Stored rows ::
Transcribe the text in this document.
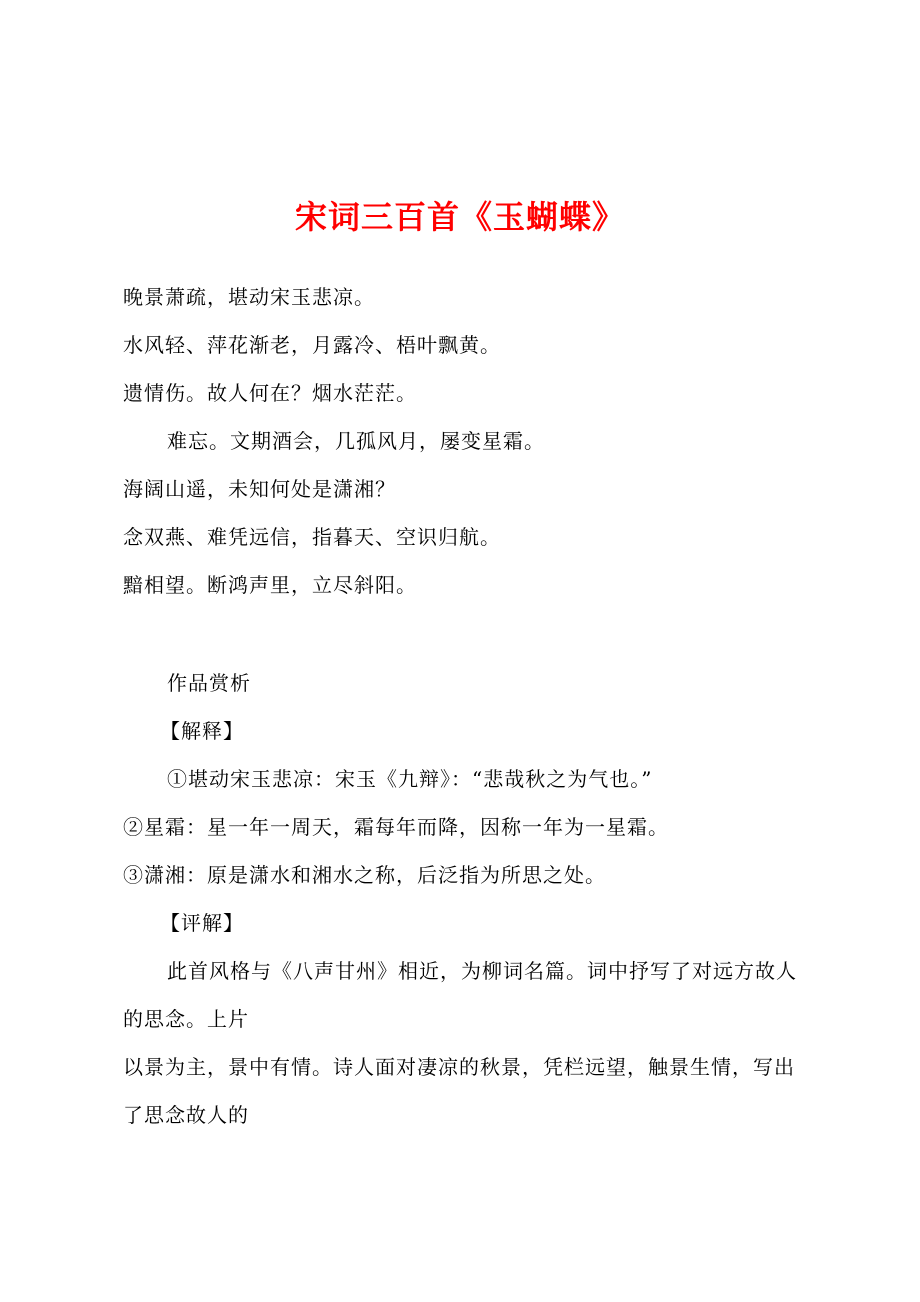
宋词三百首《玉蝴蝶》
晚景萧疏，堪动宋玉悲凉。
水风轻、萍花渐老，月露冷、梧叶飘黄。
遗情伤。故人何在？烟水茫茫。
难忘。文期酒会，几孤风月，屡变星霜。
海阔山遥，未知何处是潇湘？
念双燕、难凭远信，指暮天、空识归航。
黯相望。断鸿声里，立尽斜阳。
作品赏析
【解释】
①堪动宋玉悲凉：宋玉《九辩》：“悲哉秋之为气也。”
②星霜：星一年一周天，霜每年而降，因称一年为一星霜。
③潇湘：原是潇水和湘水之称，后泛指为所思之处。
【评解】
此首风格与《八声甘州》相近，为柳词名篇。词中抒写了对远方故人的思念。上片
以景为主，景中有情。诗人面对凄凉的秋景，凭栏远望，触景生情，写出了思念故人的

* * *

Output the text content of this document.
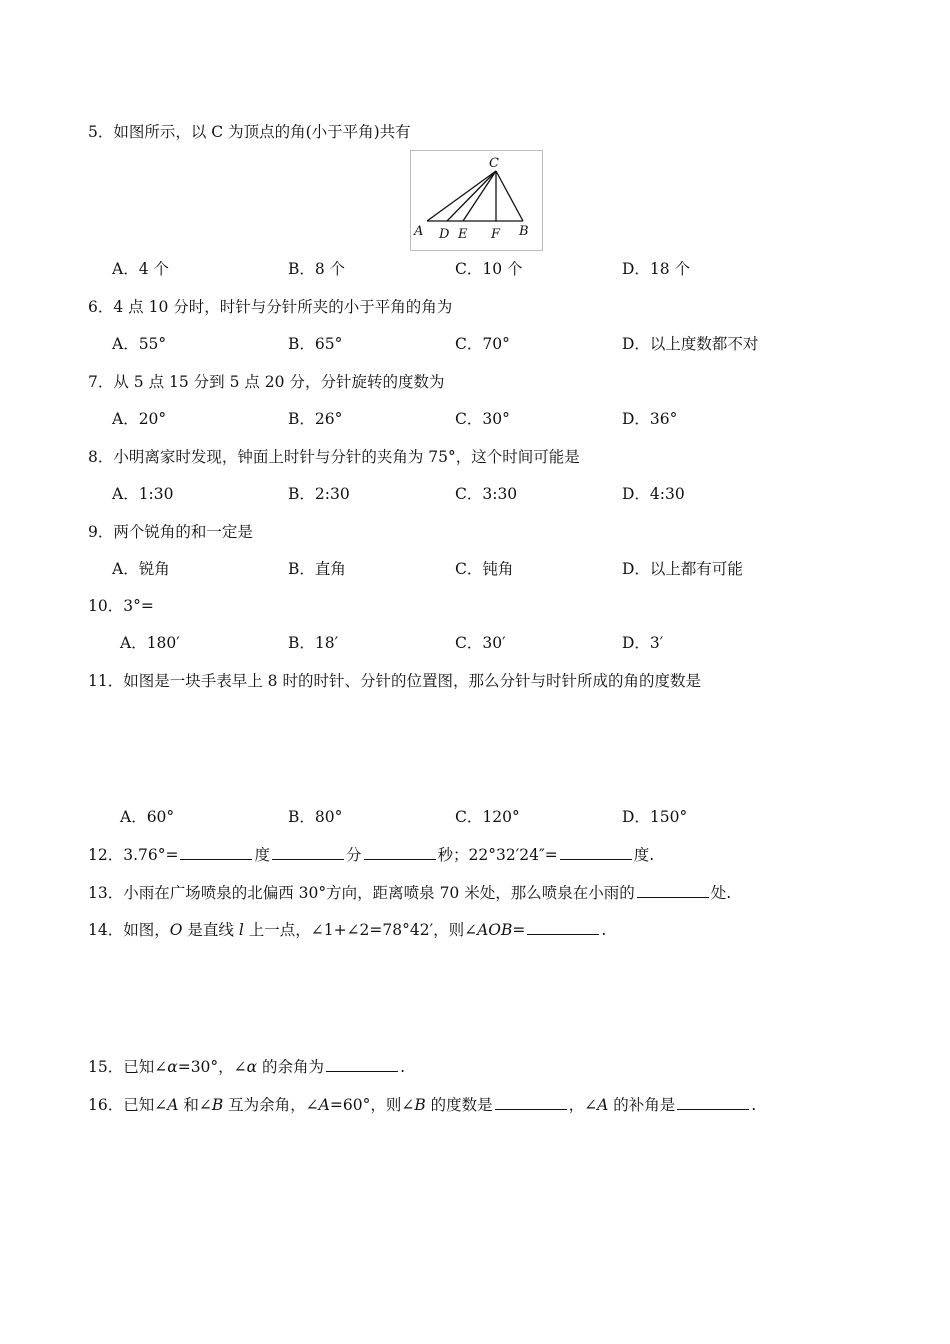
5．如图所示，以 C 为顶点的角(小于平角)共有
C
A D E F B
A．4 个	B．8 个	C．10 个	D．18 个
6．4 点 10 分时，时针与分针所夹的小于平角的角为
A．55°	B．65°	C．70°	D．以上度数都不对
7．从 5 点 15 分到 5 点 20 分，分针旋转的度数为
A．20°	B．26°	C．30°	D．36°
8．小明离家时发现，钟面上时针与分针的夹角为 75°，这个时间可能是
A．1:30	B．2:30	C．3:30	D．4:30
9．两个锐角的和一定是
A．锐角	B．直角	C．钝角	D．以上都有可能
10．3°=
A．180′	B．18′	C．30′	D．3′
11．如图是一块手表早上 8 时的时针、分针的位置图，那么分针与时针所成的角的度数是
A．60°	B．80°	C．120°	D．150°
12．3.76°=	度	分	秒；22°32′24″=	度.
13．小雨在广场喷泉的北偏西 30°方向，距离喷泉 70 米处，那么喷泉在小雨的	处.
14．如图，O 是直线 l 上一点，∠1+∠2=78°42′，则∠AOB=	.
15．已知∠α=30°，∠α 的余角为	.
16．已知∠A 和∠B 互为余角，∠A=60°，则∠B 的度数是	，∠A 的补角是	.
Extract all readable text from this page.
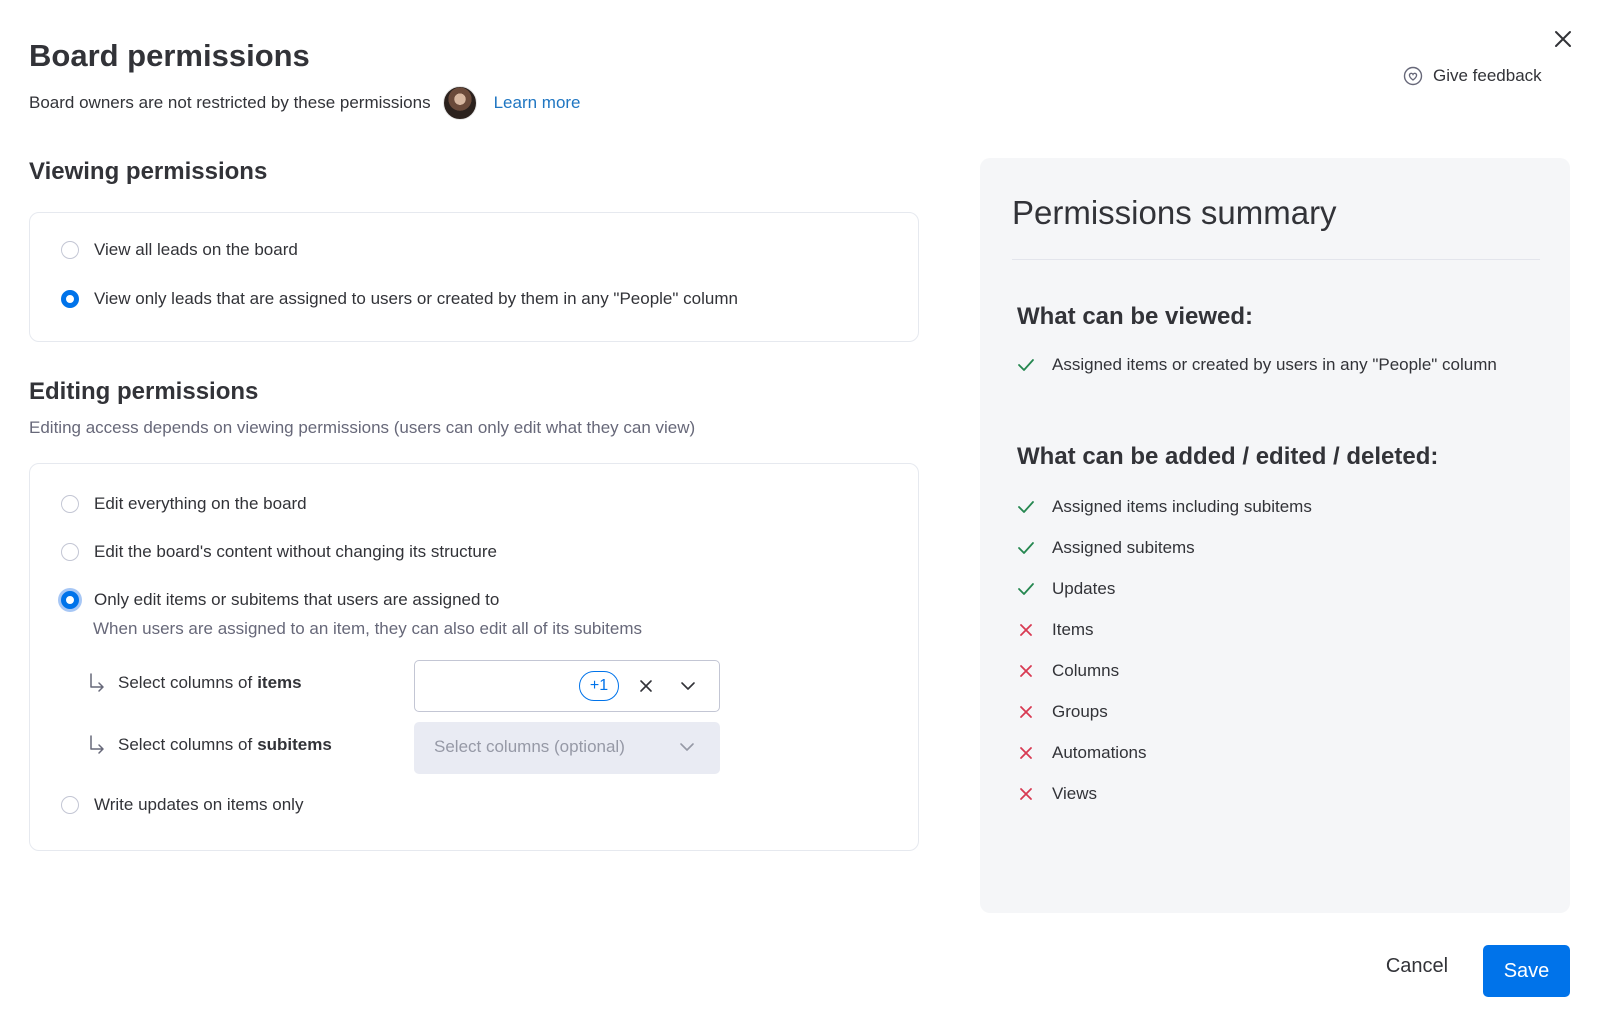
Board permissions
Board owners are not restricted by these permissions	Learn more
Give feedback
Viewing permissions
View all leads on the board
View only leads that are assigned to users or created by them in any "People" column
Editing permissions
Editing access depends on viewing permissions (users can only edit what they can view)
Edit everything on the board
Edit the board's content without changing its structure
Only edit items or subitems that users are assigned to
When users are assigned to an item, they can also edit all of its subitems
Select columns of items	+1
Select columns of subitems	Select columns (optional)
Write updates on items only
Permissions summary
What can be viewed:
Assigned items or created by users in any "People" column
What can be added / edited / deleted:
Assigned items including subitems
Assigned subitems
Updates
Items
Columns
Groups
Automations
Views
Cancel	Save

---

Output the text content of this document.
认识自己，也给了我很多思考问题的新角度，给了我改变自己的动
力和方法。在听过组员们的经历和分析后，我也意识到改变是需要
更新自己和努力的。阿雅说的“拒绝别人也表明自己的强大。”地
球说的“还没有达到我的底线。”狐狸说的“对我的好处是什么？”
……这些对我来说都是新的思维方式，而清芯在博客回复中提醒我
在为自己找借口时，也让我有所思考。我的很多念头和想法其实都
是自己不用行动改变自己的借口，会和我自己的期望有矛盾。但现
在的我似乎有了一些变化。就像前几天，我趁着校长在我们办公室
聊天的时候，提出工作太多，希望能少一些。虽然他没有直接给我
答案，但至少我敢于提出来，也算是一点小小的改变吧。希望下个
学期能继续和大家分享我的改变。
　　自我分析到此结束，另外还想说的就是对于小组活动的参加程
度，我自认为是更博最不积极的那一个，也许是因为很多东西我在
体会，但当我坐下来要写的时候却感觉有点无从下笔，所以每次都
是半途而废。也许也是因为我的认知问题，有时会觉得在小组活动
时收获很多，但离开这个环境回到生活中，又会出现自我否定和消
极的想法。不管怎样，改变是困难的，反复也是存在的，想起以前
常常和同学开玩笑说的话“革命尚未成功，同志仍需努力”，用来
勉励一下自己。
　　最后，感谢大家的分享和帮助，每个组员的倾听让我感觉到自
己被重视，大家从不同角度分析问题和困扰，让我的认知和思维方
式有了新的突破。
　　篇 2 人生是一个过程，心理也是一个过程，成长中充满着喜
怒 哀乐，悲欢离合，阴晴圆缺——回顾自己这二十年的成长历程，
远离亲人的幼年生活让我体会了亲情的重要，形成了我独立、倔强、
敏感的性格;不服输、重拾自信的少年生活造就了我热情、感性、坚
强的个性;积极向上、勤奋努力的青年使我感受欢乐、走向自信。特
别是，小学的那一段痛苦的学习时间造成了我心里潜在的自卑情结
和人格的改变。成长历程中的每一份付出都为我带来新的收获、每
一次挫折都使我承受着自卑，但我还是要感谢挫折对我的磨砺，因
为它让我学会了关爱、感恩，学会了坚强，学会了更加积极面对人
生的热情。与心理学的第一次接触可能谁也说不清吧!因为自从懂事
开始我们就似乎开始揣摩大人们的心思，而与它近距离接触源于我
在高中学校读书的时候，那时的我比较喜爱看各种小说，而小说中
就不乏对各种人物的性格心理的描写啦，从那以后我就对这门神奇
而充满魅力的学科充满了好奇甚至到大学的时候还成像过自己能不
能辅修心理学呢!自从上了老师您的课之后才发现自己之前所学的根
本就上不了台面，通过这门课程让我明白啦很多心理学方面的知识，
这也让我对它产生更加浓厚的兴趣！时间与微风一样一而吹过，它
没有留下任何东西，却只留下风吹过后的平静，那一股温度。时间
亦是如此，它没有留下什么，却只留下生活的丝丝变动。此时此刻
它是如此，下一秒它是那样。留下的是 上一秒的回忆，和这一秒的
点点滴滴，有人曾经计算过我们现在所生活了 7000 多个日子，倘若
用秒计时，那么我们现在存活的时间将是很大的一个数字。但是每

To do :: Pull out and copy each line containing the string "created".

Solution to the problem ::
View only leads that are assigned to users or created by them in any "People" column
Assigned items or created by users in any "People" column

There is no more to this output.